GIVEN EXERCISE> Write out each record below exactly as it appears, with no pictures.

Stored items
+++
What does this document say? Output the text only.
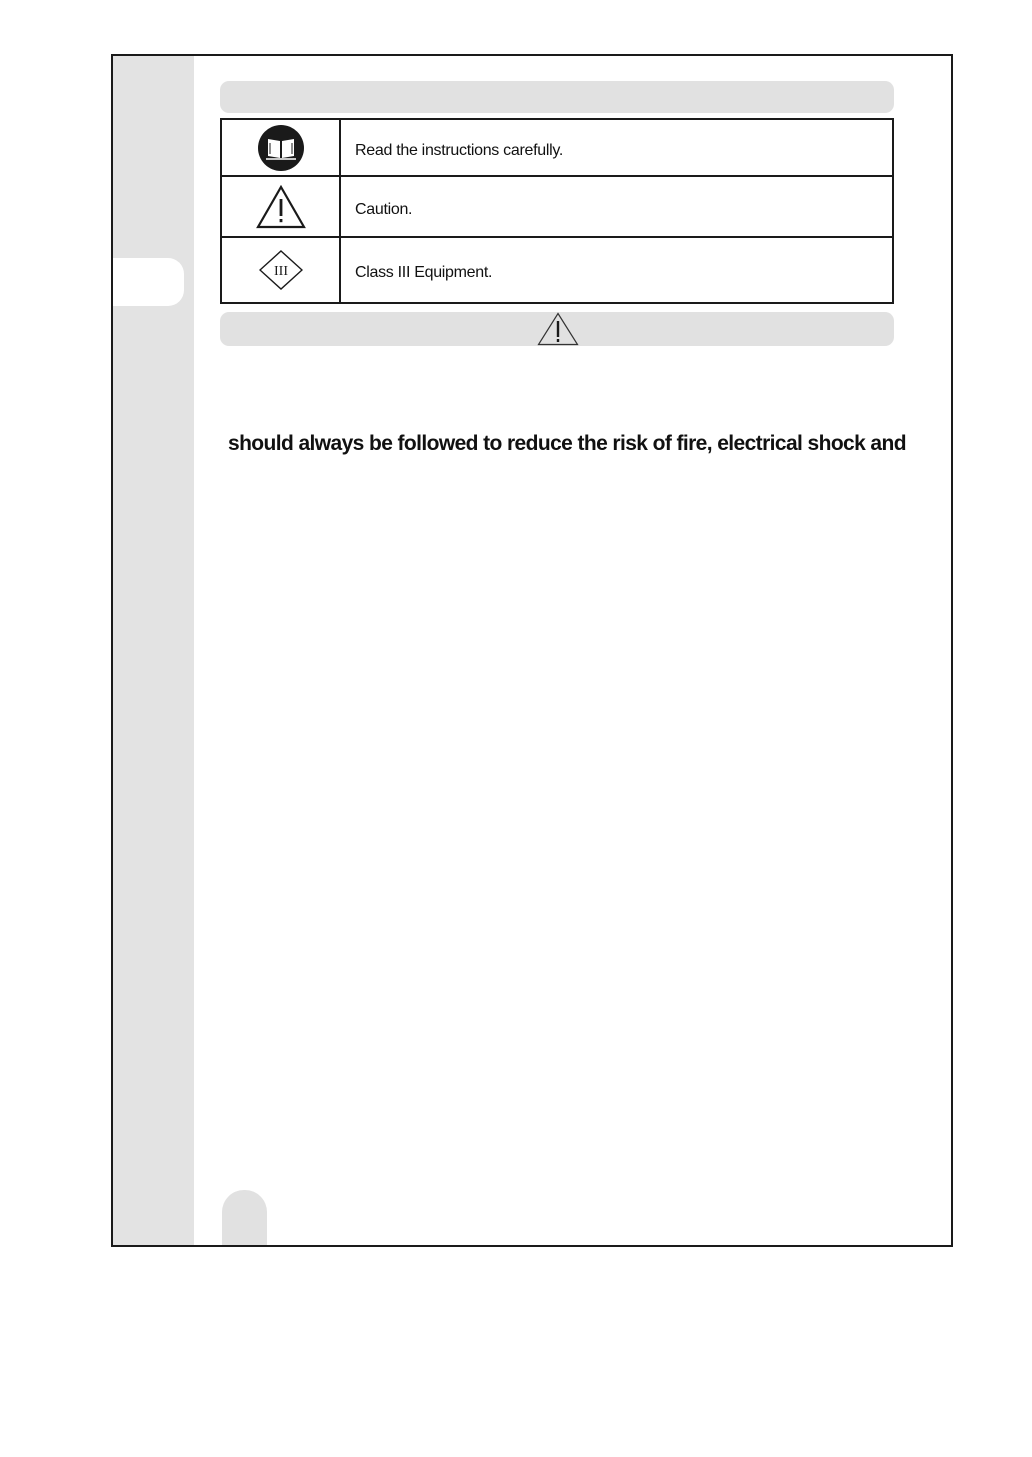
Read the instructions carefully.
Caution.
III	Class III Equipment.
should always be followed to reduce the risk of fire, electrical shock and
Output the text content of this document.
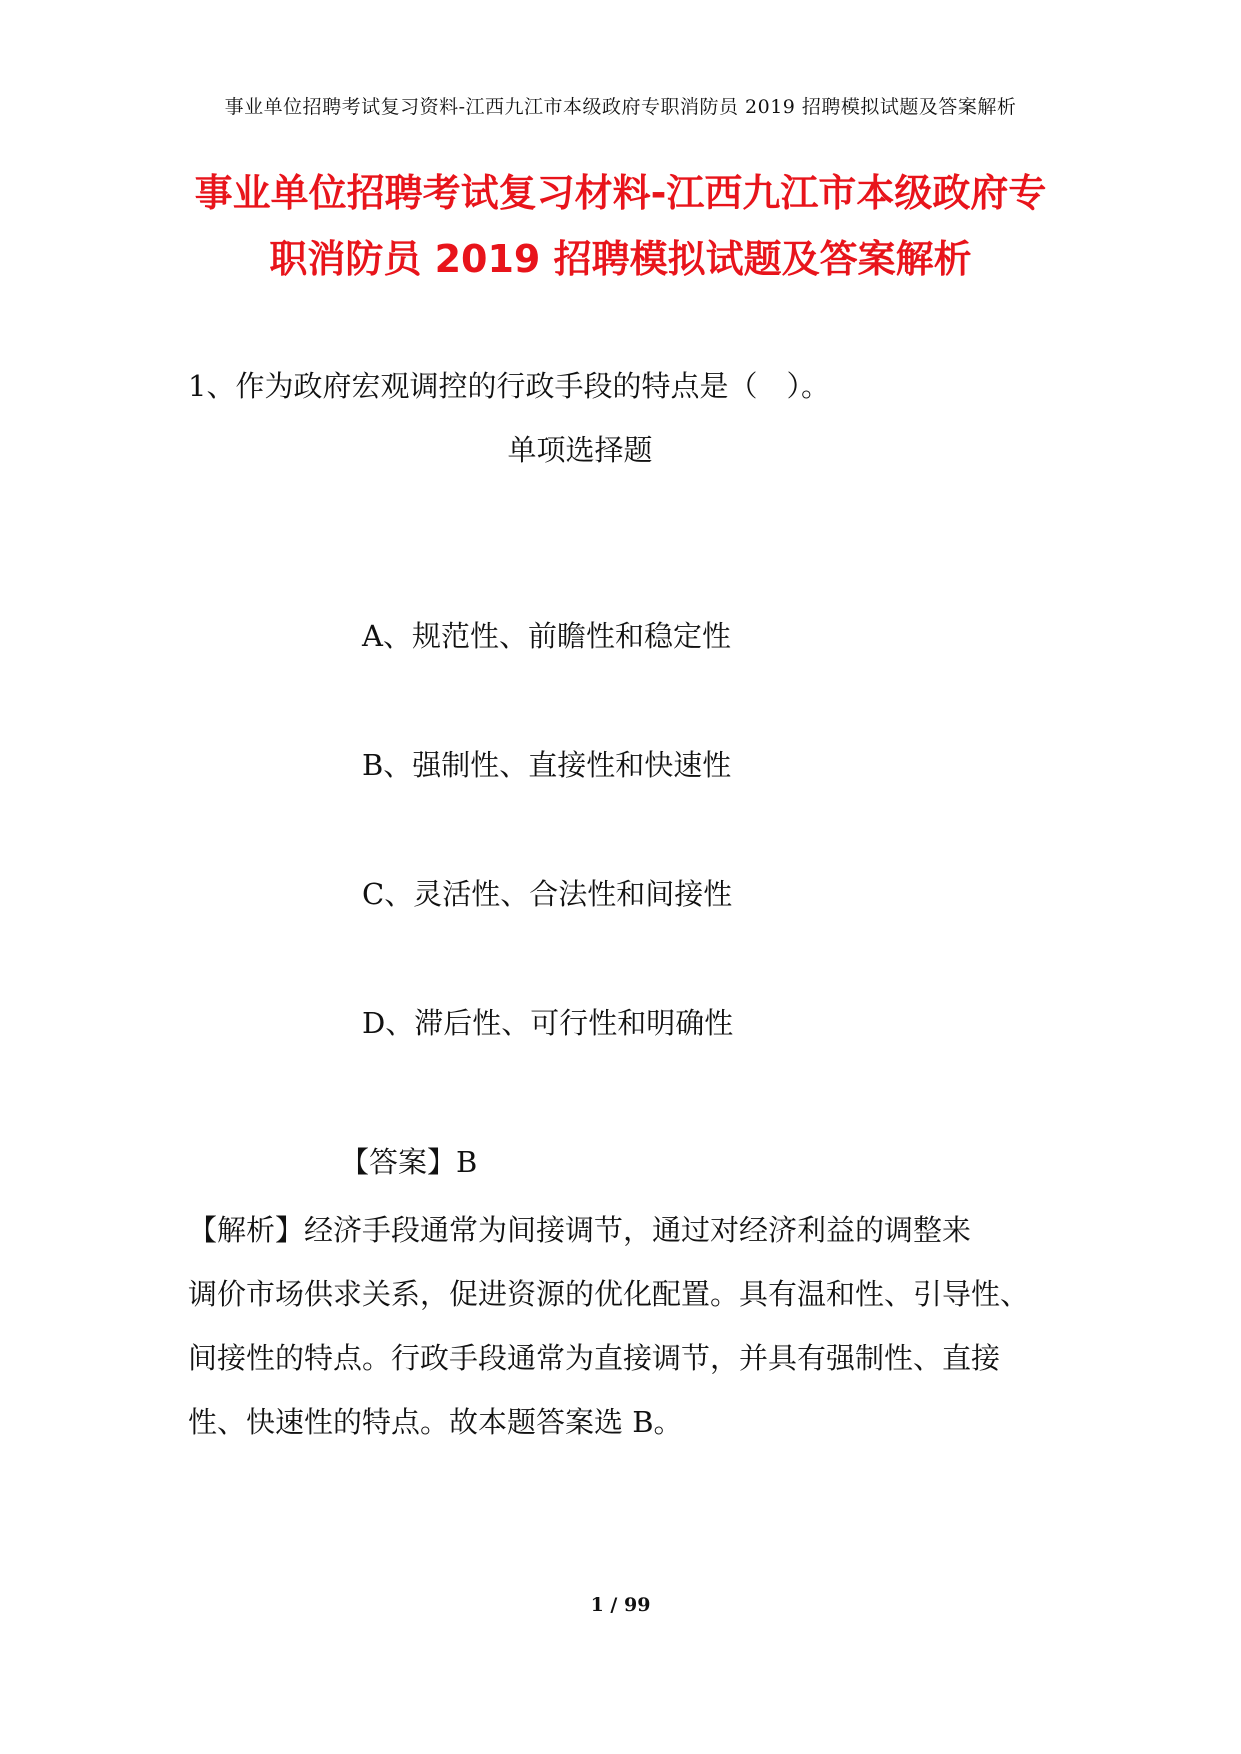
事业单位招聘考试复习资料-江西九江市本级政府专职消防员 2019 招聘模拟试题及答案解析
事业单位招聘考试复习材料-江西九江市本级政府专
职消防员 2019 招聘模拟试题及答案解析
1、作为政府宏观调控的行政手段的特点是（　）。
单项选择题
A、规范性、前瞻性和稳定性
B、强制性、直接性和快速性
C、灵活性、合法性和间接性
D、滞后性、可行性和明确性
【答案】B

【解析】经济手段通常为间接调节，通过对经济利益的调整来
调价市场供求关系，促进资源的优化配置。具有温和性、引导性、
间接性的特点。行政手段通常为直接调节，并具有强制性、直接
性、快速性的特点。故本题答案选 B。

1 / 99
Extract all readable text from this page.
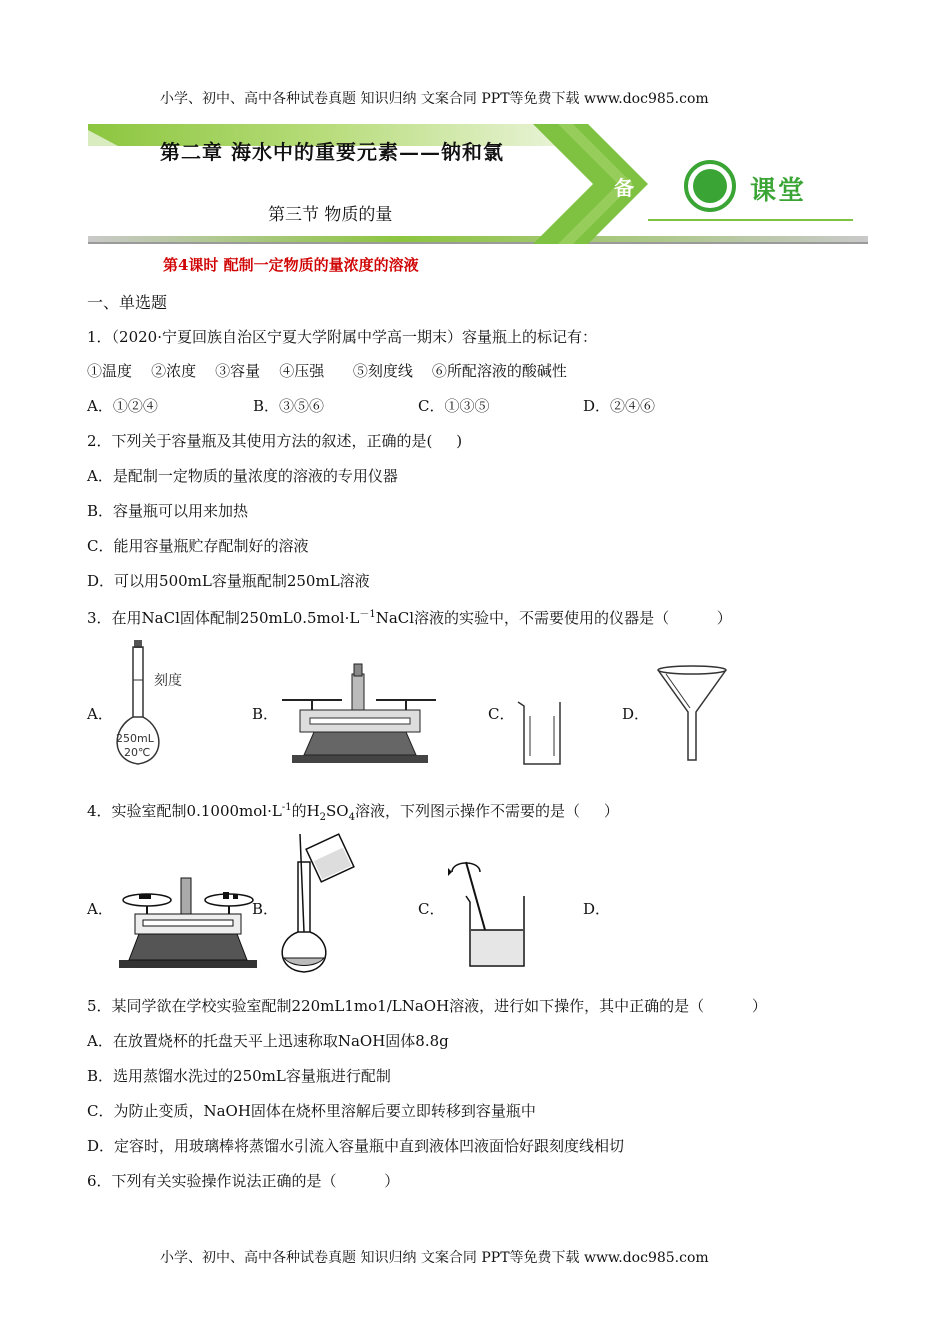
小学、初中、高中各种试卷真题 知识归纳 文案合同 PPT等免费下载 www.doc985.com
备	课堂
第二章 海水中的重要元素——钠和氯
第三节 物质的量
第4课时 配制一定物质的量浓度的溶液
一、单选题
1．（2020·宁夏回族自治区宁夏大学附属中学高一期末）容量瓶上的标记有：
①温度    ②浓度    ③容量    ④压强      ⑤刻度线    ⑥所配溶液的酸碱性
A．①②④	B．③⑤⑥	C．①③⑤	D．②④⑥
2．下列关于容量瓶及其使用方法的叙述，正确的是(     )
A．是配制一定物质的量浓度的溶液的专用仪器
B．容量瓶可以用来加热
C．能用容量瓶贮存配制好的溶液
D．可以用500mL容量瓶配制250mL溶液
3．在用NaCl固体配制$250mL0.5mol\cdot L^{-1}NaCl$溶液的实验中，不需要使用的仪器是（          ）
A．
刻度
250mL
20℃
B．	C．	D．
4．实验室配制$0.1000mol\cdot L^{-1}$的$H_2SO_4$溶液，下列图示操作不需要的是（     ）
A．	B．	C．	D．
5．某同学欲在学校实验室配制220mL1mo1/LNaOH溶液，进行如下操作，其中正确的是（          ）
A．在放置烧杯的托盘天平上迅速称取NaOH固体8.8g
B．选用蒸馏水洗过的250mL容量瓶进行配制
C．为防止变质，NaOH固体在烧杯里溶解后要立即转移到容量瓶中
D．定容时，用玻璃棒将蒸馏水引流入容量瓶中直到液体凹液面恰好跟刻度线相切
6．下列有关实验操作说法正确的是（          ）
小学、初中、高中各种试卷真题 知识归纳 文案合同 PPT等免费下载 www.doc985.com
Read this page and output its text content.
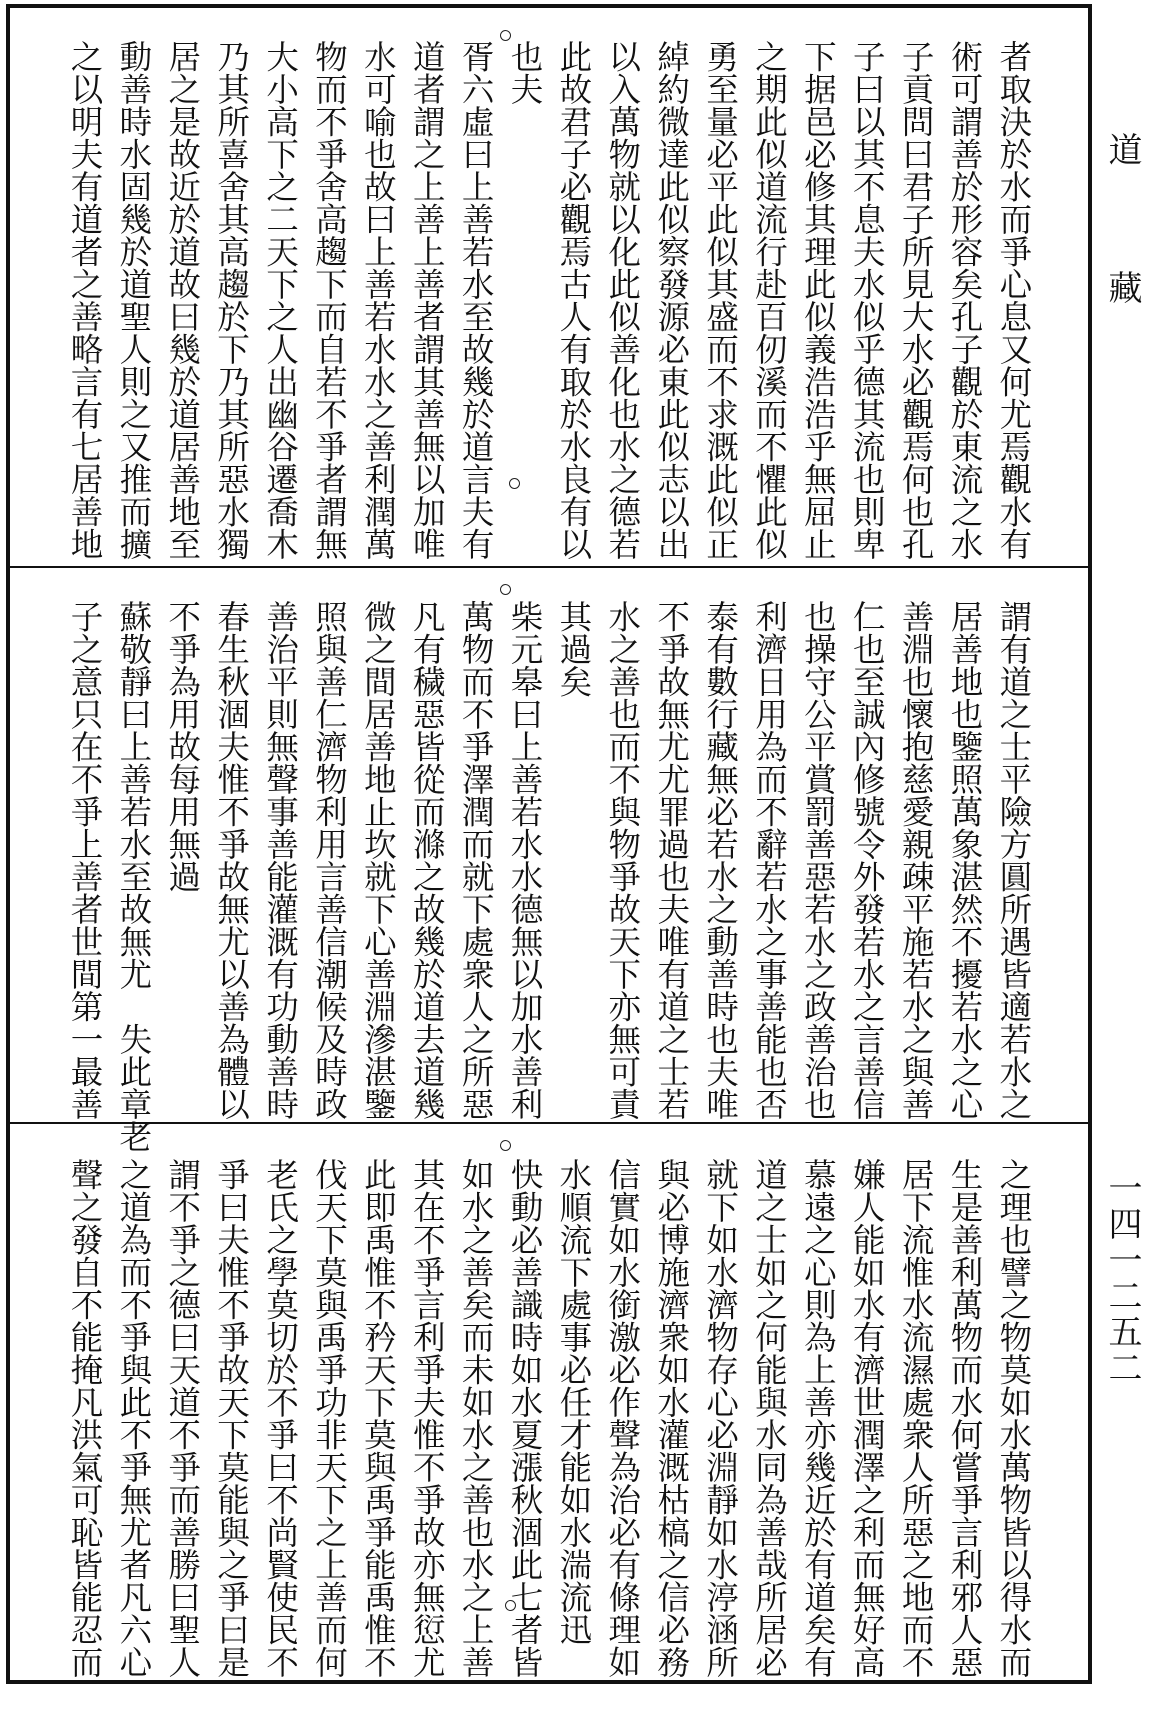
者取決於水而爭心息又何尤焉觀水有
術可謂善於形容矣孔子觀於東流之水
子貢問曰君子所見大水必觀焉何也孔
子曰以其不息夫水似乎德其流也則卑
下据邑必修其理此似義浩浩乎無屈止
之期此似道流行赴百仞溪而不懼此似
勇至量必平此似其盛而不求溉此似正
綽約微達此似察發源必東此似志以出
以入萬物就以化此似善化也水之德若
此故君子必觀焉古人有取於水良有以
也夫
胥六虛曰上善若水至故幾於道言夫有
道者謂之上善上善者謂其善無以加唯
水可喻也故曰上善若水水之善利潤萬
物而不爭舍高趨下而自若不爭者謂無
大小高下之二天下之人出幽谷遷喬木
乃其所喜舍其高趨於下乃其所惡水獨
居之是故近於道故曰幾於道居善地至
動善時水固幾於道聖人則之又推而擴
之以明夫有道者之善略言有七居善地
謂有道之士平險方圓所遇皆適若水之
居善地也鑒照萬象湛然不擾若水之心
善淵也懷抱慈愛親疎平施若水之與善
仁也至誠內修號令外發若水之言善信
也操守公平賞罰善惡若水之政善治也
利濟日用為而不辭若水之事善能也否
泰有數行藏無必若水之動善時也夫唯
不爭故無尤尤罪過也夫唯有道之士若
水之善也而不與物爭故天下亦無可責
其過矣
柴元皋曰上善若水水德無以加水善利
萬物而不爭澤潤而就下處衆人之所惡
凡有穢惡皆從而滌之故幾於道去道幾
微之間居善地止坎就下心善淵滲湛鑒
照與善仁濟物利用言善信潮候及時政
善治平則無聲事善能灌溉有功動善時
春生秋涸夫惟不爭故無尤以善為體以
不爭為用故每用無過
蘇敬靜曰上善若水至故無尤　失此章老
子之意只在不爭上善者世間第一最善
之理也譬之物莫如水萬物皆以得水而
生是善利萬物而水何嘗爭言利邪人惡
居下流惟水流濕處衆人所惡之地而不
嫌人能如水有濟世潤澤之利而無好高
慕遠之心則為上善亦幾近於有道矣有
道之士如之何能與水同為善哉所居必
就下如水濟物存心必淵靜如水渟涵所
與必博施濟衆如水灌溉枯槁之信必務
信實如水銜激必作聲為治必有條理如
水順流下處事必任才能如水湍流迅
快動必善識時如水夏漲秋涸此七者皆
如水之善矣而未如水之善也水之上善
其在不爭言利爭夫惟不爭故亦無愆尤
此即禹惟不矜天下莫與禹爭能禹惟不
伐天下莫與禹爭功非天下之上善而何
老氏之學莫切於不爭曰不尚賢使民不
爭曰夫惟不爭故天下莫能與之爭曰是
謂不爭之德曰天道不爭而善勝曰聖人
之道為而不爭與此不爭無尤者凡六心
聲之發自不能掩凡洪氣可恥皆能忍而
道
藏
一四一二五二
+++
SOLUTION TO THIS TASK>
What does this document say? Output the text only.
Read the instructions carefully.
Caution.
III	Class III Equipment.
should always be followed to reduce the risk of fire, electrical shock and
Output the text content of this document.
事业单位招聘考试复习资料-江西九江市本级政府专职消防员 2019 招聘模拟试题及答案解析
事业单位招聘考试复习材料-江西九江市本级政府专
职消防员 2019 招聘模拟试题及答案解析
1、作为政府宏观调控的行政手段的特点是（　）。
单项选择题
A、规范性、前瞻性和稳定性
B、强制性、直接性和快速性
C、灵活性、合法性和间接性
D、滞后性、可行性和明确性
【答案】B

【解析】经济手段通常为间接调节，通过对经济利益的调整来
调价市场供求关系，促进资源的优化配置。具有温和性、引导性、
间接性的特点。行政手段通常为直接调节，并具有强制性、直接
性、快速性的特点。故本题答案选 B。

1 / 99
Extract all readable text from this page.
小学、初中、高中各种试卷真题 知识归纳 文案合同 PPT等免费下载 www.doc985.com
备	课堂
第二章 海水中的重要元素——钠和氯
第三节 物质的量
第4课时 配制一定物质的量浓度的溶液
一、单选题
1．（2020·宁夏回族自治区宁夏大学附属中学高一期末）容量瓶上的标记有：
①温度    ②浓度    ③容量    ④压强      ⑤刻度线    ⑥所配溶液的酸碱性
A．①②④	B．③⑤⑥	C．①③⑤	D．②④⑥
2．下列关于容量瓶及其使用方法的叙述，正确的是(     )
A．是配制一定物质的量浓度的溶液的专用仪器
B．容量瓶可以用来加热
C．能用容量瓶贮存配制好的溶液
D．可以用500mL容量瓶配制250mL溶液
3．在用NaCl固体配制$250mL0.5mol\cdot L^{-1}NaCl$溶液的实验中，不需要使用的仪器是（          ）
A．
刻度
250mL
20℃
B．	C．	D．
4．实验室配制$0.1000mol\cdot L^{-1}$的$H_2SO_4$溶液，下列图示操作不需要的是（     ）
A．	B．	C．	D．
5．某同学欲在学校实验室配制220mL1mo1/LNaOH溶液，进行如下操作，其中正确的是（          ）
A．在放置烧杯的托盘天平上迅速称取NaOH固体8.8g
B．选用蒸馏水洗过的250mL容量瓶进行配制
C．为防止变质，NaOH固体在烧杯里溶解后要立即转移到容量瓶中
D．定容时，用玻璃棒将蒸馏水引流入容量瓶中直到液体凹液面恰好跟刻度线相切
6．下列有关实验操作说法正确的是（          ）
小学、初中、高中各种试卷真题 知识归纳 文案合同 PPT等免费下载 www.doc985.com
Read this page and output its text content.
者取決於水而爭心息又何尤焉觀水有
術可謂善於形容矣孔子觀於東流之水
子貢問曰君子所見大水必觀焉何也孔
子曰以其不息夫水似乎德其流也則卑
下据邑必修其理此似義浩浩乎無屈止
之期此似道流行赴百仞溪而不懼此似
勇至量必平此似其盛而不求溉此似正
綽約微達此似察發源必東此似志以出
以入萬物就以化此似善化也水之德若
此故君子必觀焉古人有取於水良有以
也夫
胥六虛曰上善若水至故幾於道言夫有
道者謂之上善上善者謂其善無以加唯
水可喻也故曰上善若水水之善利潤萬
物而不爭舍高趨下而自若不爭者謂無
大小高下之二天下之人出幽谷遷喬木
乃其所喜舍其高趨於下乃其所惡水獨
居之是故近於道故曰幾於道居善地至
動善時水固幾於道聖人則之又推而擴
之以明夫有道者之善略言有七居善地
謂有道之士平險方圓所遇皆適若水之
居善地也鑒照萬象湛然不擾若水之心
善淵也懷抱慈愛親疎平施若水之與善
仁也至誠內修號令外發若水之言善信
也操守公平賞罰善惡若水之政善治也
利濟日用為而不辭若水之事善能也否
泰有數行藏無必若水之動善時也夫唯
不爭故無尤尤罪過也夫唯有道之士若
水之善也而不與物爭故天下亦無可責
其過矣
柴元皋曰上善若水水德無以加水善利
萬物而不爭澤潤而就下處衆人之所惡
凡有穢惡皆從而滌之故幾於道去道幾
微之間居善地止坎就下心善淵滲湛鑒
照與善仁濟物利用言善信潮候及時政
善治平則無聲事善能灌溉有功動善時
春生秋涸夫惟不爭故無尤以善為體以
不爭為用故每用無過
蘇敬靜曰上善若水至故無尤　失此章老
子之意只在不爭上善者世間第一最善
之理也譬之物莫如水萬物皆以得水而
生是善利萬物而水何嘗爭言利邪人惡
居下流惟水流濕處衆人所惡之地而不
嫌人能如水有濟世潤澤之利而無好高
慕遠之心則為上善亦幾近於有道矣有
道之士如之何能與水同為善哉所居必
就下如水濟物存心必淵靜如水渟涵所
與必博施濟衆如水灌溉枯槁之信必務
信實如水銜激必作聲為治必有條理如
水順流下處事必任才能如水湍流迅
快動必善識時如水夏漲秋涸此七者皆
如水之善矣而未如水之善也水之上善
其在不爭言利爭夫惟不爭故亦無愆尤
此即禹惟不矜天下莫與禹爭能禹惟不
伐天下莫與禹爭功非天下之上善而何
老氏之學莫切於不爭曰不尚賢使民不
爭曰夫惟不爭故天下莫能與之爭曰是
謂不爭之德曰天道不爭而善勝曰聖人
之道為而不爭與此不爭無尤者凡六心
聲之發自不能掩凡洪氣可恥皆能忍而
道
藏
一四一二五二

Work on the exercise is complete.